EXERCISE INPUT
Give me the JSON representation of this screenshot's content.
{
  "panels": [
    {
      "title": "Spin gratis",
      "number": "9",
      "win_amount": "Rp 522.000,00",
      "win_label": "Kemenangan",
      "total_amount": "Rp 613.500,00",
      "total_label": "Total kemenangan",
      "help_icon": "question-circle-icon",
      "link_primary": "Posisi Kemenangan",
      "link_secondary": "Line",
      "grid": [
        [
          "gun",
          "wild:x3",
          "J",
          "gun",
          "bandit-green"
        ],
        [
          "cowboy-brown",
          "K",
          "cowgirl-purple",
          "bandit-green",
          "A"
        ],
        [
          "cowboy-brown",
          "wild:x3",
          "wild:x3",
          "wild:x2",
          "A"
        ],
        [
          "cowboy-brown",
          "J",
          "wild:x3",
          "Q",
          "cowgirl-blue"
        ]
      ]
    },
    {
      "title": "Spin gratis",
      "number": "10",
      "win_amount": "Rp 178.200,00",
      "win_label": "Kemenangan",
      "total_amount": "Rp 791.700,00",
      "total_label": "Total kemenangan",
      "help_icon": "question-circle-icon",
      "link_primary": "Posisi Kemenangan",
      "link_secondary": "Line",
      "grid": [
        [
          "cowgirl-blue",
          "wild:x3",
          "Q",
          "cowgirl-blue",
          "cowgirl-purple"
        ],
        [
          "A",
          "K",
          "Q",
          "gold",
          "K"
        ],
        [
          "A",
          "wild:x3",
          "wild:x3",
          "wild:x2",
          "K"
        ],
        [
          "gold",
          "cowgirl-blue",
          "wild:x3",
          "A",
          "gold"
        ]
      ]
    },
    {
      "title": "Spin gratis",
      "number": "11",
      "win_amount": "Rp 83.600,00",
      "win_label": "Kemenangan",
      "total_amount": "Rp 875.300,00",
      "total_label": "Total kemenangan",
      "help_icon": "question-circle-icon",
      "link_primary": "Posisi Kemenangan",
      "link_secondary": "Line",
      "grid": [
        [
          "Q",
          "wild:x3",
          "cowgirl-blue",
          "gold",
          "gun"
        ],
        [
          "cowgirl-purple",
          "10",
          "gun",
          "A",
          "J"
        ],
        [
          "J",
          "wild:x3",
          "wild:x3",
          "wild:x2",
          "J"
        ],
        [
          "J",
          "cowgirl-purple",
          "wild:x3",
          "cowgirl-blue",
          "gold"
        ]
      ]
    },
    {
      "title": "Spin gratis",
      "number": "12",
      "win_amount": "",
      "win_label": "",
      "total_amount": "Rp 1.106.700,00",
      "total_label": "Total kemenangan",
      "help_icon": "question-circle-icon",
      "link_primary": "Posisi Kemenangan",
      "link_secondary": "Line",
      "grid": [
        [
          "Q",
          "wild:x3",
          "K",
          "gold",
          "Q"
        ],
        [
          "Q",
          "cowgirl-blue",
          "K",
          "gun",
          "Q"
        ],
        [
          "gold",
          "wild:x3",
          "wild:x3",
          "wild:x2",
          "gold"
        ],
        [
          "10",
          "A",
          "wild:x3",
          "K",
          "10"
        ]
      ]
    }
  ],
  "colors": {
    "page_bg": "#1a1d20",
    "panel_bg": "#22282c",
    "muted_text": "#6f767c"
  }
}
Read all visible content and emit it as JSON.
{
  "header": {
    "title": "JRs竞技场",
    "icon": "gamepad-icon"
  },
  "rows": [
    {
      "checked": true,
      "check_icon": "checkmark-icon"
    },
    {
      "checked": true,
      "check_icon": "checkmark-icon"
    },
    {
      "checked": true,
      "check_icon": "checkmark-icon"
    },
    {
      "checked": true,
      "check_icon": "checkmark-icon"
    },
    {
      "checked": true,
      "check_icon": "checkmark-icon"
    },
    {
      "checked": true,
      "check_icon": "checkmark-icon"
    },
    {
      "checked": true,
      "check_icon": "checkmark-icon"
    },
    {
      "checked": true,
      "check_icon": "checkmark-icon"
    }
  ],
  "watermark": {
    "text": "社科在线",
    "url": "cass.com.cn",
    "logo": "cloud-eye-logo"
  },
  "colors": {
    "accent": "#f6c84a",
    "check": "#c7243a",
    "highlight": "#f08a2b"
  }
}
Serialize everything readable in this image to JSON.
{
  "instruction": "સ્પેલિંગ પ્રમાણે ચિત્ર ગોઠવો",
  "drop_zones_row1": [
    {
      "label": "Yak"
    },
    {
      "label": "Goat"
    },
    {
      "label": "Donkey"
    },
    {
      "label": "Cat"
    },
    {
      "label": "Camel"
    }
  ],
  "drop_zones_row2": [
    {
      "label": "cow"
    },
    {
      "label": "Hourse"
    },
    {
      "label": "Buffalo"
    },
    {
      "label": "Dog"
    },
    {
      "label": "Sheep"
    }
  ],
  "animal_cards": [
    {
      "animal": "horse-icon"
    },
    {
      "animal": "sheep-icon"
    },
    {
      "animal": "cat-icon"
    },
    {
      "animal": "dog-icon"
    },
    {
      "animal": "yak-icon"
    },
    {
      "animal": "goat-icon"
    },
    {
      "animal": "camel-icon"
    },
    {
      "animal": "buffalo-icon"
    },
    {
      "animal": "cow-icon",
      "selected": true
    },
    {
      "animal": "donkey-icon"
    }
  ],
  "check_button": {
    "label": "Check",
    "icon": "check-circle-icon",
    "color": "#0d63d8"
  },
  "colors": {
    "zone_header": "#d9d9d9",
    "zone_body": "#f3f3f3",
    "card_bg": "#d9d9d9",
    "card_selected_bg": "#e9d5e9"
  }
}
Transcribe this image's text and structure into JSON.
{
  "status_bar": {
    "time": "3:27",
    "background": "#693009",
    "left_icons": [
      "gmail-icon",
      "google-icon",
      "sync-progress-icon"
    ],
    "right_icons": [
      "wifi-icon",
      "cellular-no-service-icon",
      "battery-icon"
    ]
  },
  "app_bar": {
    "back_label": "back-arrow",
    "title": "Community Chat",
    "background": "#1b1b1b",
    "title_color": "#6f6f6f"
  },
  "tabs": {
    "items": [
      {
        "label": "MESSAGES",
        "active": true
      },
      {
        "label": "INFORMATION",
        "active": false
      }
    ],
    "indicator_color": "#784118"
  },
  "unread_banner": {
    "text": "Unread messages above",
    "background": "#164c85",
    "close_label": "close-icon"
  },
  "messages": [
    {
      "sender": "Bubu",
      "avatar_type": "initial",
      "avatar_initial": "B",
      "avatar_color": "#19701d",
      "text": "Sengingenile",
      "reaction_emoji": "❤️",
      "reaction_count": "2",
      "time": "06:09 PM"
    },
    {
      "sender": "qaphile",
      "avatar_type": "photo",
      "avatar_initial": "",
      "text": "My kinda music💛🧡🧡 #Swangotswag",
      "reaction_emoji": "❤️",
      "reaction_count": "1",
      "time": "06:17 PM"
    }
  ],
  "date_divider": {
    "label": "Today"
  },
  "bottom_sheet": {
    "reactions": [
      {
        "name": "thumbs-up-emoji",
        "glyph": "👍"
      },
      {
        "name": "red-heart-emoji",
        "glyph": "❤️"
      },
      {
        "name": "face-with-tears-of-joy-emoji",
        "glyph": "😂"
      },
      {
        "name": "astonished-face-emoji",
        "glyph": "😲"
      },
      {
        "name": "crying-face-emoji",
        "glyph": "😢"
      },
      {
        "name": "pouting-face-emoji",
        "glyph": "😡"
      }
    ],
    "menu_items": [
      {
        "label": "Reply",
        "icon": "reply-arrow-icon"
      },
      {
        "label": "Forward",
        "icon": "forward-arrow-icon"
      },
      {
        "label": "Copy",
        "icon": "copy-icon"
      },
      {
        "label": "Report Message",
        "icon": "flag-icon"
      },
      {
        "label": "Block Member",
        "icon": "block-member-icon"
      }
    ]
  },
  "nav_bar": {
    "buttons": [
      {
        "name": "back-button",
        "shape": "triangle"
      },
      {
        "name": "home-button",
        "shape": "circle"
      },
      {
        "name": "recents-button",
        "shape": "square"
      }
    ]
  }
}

STATED TASK
Tally the lines in the listing that hold "glyph" and report the number alone.

SOLUTION
6